**TASK DIRECTIONS:**
Format each line of the records as a Markdown table with two columns, No. and Entry, giving each row a number and omitting any blank lines.

**DATASET EXCERPTS:**
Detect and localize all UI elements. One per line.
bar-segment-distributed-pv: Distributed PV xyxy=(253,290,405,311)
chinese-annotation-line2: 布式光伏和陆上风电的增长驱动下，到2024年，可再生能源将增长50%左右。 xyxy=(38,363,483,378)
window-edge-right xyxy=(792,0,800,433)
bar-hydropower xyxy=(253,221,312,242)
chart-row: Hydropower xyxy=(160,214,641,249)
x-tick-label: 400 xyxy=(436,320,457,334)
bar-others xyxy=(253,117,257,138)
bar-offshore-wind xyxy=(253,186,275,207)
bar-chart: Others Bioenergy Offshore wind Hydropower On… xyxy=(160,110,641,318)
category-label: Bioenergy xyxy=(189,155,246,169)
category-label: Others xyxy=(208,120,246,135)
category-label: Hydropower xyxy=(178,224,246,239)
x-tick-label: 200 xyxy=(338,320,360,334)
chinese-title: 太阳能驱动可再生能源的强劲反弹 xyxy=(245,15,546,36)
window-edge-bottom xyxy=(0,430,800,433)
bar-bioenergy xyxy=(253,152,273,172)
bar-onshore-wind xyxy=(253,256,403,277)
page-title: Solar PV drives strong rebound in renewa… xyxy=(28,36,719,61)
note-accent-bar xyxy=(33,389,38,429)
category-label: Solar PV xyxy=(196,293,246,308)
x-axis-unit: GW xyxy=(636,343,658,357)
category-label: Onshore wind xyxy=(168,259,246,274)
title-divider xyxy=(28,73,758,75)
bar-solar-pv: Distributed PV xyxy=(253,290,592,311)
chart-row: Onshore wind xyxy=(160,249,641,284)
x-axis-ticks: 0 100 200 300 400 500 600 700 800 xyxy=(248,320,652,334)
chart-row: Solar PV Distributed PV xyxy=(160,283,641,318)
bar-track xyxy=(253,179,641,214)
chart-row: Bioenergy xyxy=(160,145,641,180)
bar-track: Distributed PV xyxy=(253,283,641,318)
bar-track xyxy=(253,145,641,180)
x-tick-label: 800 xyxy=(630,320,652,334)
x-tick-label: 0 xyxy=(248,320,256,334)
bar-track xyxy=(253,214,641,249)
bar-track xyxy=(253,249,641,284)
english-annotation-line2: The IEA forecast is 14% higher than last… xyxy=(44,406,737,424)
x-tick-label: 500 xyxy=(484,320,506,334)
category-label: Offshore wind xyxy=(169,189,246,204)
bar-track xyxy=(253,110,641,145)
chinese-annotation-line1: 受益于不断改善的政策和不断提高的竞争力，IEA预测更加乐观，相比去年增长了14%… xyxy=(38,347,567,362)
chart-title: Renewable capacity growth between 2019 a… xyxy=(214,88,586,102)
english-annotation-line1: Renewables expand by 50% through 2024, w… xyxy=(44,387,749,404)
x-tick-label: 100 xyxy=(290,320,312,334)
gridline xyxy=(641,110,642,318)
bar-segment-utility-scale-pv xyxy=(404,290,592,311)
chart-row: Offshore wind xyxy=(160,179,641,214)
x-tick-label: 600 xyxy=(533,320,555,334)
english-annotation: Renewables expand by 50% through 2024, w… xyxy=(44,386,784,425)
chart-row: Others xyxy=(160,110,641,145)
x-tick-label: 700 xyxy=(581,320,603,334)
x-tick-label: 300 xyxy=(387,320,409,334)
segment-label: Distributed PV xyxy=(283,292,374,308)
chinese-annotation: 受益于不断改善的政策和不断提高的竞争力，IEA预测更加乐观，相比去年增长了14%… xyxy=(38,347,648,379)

**FINAL RESULT:**
| No. | Entry |
|---|---|
| 1 | Detect and localize all UI elements. One per line. |
| 2 | bar-segment-distributed-pv: Distributed PV xyxy=(253,290,405,311) |
| 3 | chinese-annotation-line2: 布式光伏和陆上风电的增长驱动下，到2024年，可再生能源将增长50%左右。 xyxy=(38,363,483,378) |
| 4 | window-edge-right xyxy=(792,0,800,433) |
| 5 | bar-hydropower xyxy=(253,221,312,242) |
| 6 | chart-row: Hydropower xyxy=(160,214,641,249) |
| 7 | x-tick-label: 400 xyxy=(436,320,457,334) |
| 8 | bar-others xyxy=(253,117,257,138) |
| 9 | bar-offshore-wind xyxy=(253,186,275,207) |
| 10 | bar-chart: Others Bioenergy Offshore wind Hydropower On… xyxy=(160,110,641,318) |
| 11 | category-label: Bioenergy xyxy=(189,155,246,169) |
| 12 | category-label: Others xyxy=(208,120,246,135) |
| 13 | category-label: Hydropower xyxy=(178,224,246,239) |
| 14 | x-tick-label: 200 xyxy=(338,320,360,334) |
| 15 | chinese-title: 太阳能驱动可再生能源的强劲反弹 xyxy=(245,15,546,36) |
| 16 | window-edge-bottom xyxy=(0,430,800,433) |
| 17 | bar-bioenergy xyxy=(253,152,273,172) |
| 18 | bar-onshore-wind xyxy=(253,256,403,277) |
| 19 | page-title: Solar PV drives strong rebound in renewa… xyxy=(28,36,719,61) |
| 20 | note-accent-bar xyxy=(33,389,38,429) |
| 21 | category-label: Solar PV xyxy=(196,293,246,308) |
| 22 | x-axis-unit: GW xyxy=(636,343,658,357) |
| 23 | category-label: Onshore wind xyxy=(168,259,246,274) |
| 24 | title-divider xyxy=(28,73,758,75) |
| 25 | bar-solar-pv: Distributed PV xyxy=(253,290,592,311) |
| 26 | chart-row: Onshore wind xyxy=(160,249,641,284) |
| 27 | x-axis-ticks: 0 100 200 300 400 500 600 700 800 xyxy=(248,320,652,334) |
| 28 | chart-row: Solar PV Distributed PV xyxy=(160,283,641,318) |
| 29 | bar-track xyxy=(253,179,641,214) |
| 30 | chart-row: Bioenergy xyxy=(160,145,641,180) |
| 31 | bar-track: Distributed PV xyxy=(253,283,641,318) |
| 32 | bar-track xyxy=(253,145,641,180) |
| 33 | x-tick-label: 800 xyxy=(630,320,652,334) |
| 34 | x-tick-label: 0 xyxy=(248,320,256,334) |
| 35 | bar-track xyxy=(253,214,641,249) |
| 36 | bar-track xyxy=(253,249,641,284) |
| 37 | english-annotation-line2: The IEA forecast is 14% higher than last… xyxy=(44,406,737,424) |
| 38 | x-tick-label: 500 xyxy=(484,320,506,334) |
| 39 | category-label: Offshore wind xyxy=(169,189,246,204) |
| 40 | bar-track xyxy=(253,110,641,145) |
| 41 | chinese-annotation-line1: 受益于不断改善的政策和不断提高的竞争力，IEA预测更加乐观，相比去年增长了14%… xyxy=(38,347,567,362) |
| 42 | chart-title: Renewable capacity growth between 2019 a… xyxy=(214,88,586,102) |
| 43 | english-annotation-line1: Renewables expand by 50% through 2024, w… xyxy=(44,387,749,404) |
| 44 | x-tick-label: 100 xyxy=(290,320,312,334) |
| 45 | gridline xyxy=(641,110,642,318) |
| 46 | bar-segment-utility-scale-pv xyxy=(404,290,592,311) |
| 47 | chart-row: Offshore wind xyxy=(160,179,641,214) |
| 48 | x-tick-label: 600 xyxy=(533,320,555,334) |
| 49 | english-annotation: Renewables expand by 50% through 2024, w… xyxy=(44,386,784,425) |
| 50 | chart-row: Others xyxy=(160,110,641,145) |
| 51 | x-tick-label: 700 xyxy=(581,320,603,334) |
| 52 | x-tick-label: 300 xyxy=(387,320,409,334) |
| 53 | segment-label: Distributed PV xyxy=(283,292,374,308) |
| 54 | chinese-annotation: 受益于不断改善的政策和不断提高的竞争力，IEA预测更加乐观，相比去年增长了14%… xyxy=(38,347,648,379) |